* SET TASK: Look through the data and write out every line with the word "frac" in it.

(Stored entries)
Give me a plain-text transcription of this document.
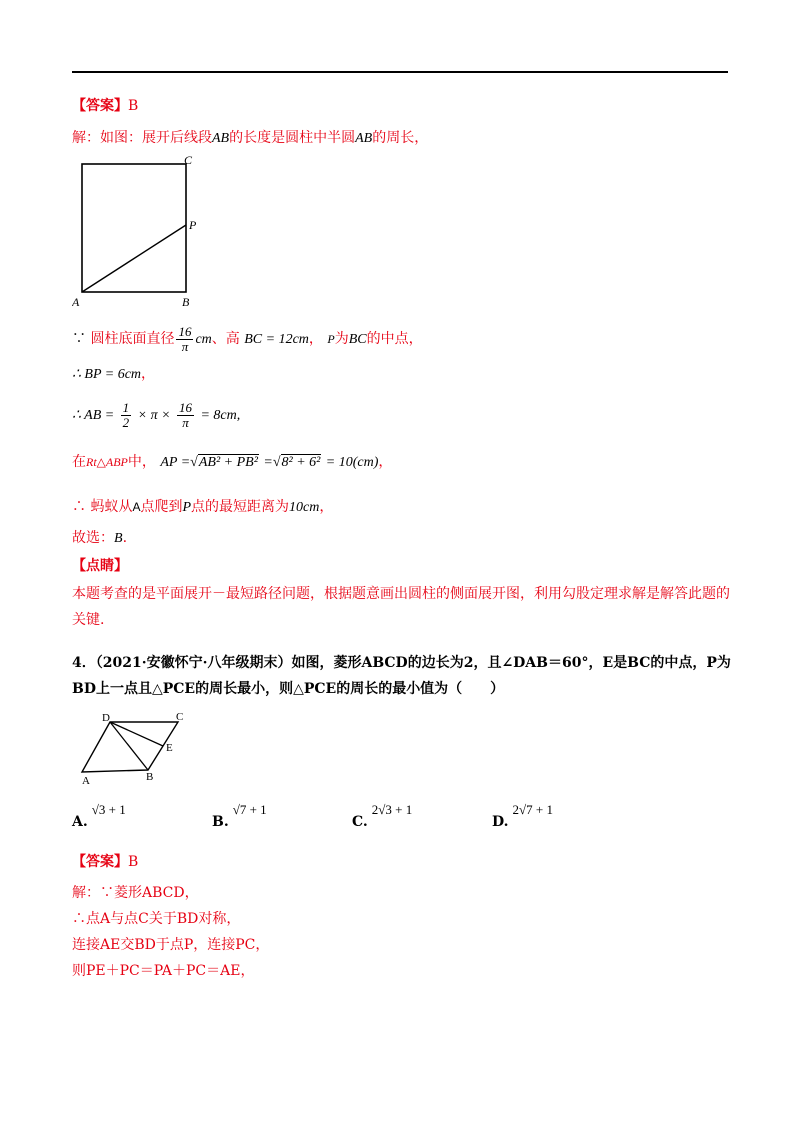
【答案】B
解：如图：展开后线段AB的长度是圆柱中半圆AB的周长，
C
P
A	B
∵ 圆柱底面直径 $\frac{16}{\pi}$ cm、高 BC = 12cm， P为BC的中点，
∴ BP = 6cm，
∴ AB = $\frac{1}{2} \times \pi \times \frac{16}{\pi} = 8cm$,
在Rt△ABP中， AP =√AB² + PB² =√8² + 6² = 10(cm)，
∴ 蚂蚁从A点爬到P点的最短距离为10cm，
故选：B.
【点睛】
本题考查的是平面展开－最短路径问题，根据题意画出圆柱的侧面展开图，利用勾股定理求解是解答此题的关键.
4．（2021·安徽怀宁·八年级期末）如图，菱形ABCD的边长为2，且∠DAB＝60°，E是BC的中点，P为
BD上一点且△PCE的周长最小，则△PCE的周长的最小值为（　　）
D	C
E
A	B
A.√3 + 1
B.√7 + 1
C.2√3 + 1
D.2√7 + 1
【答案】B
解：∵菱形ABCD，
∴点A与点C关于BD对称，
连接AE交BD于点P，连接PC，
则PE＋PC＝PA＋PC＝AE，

* COMPLETED TASK:
∵ 圆柱底面直径 $\frac{16}{\pi}$ cm、高 BC = 12cm， P为BC的中点，
∴ AB = $\frac{1}{2} \times \pi \times \frac{16}{\pi} = 8cm$,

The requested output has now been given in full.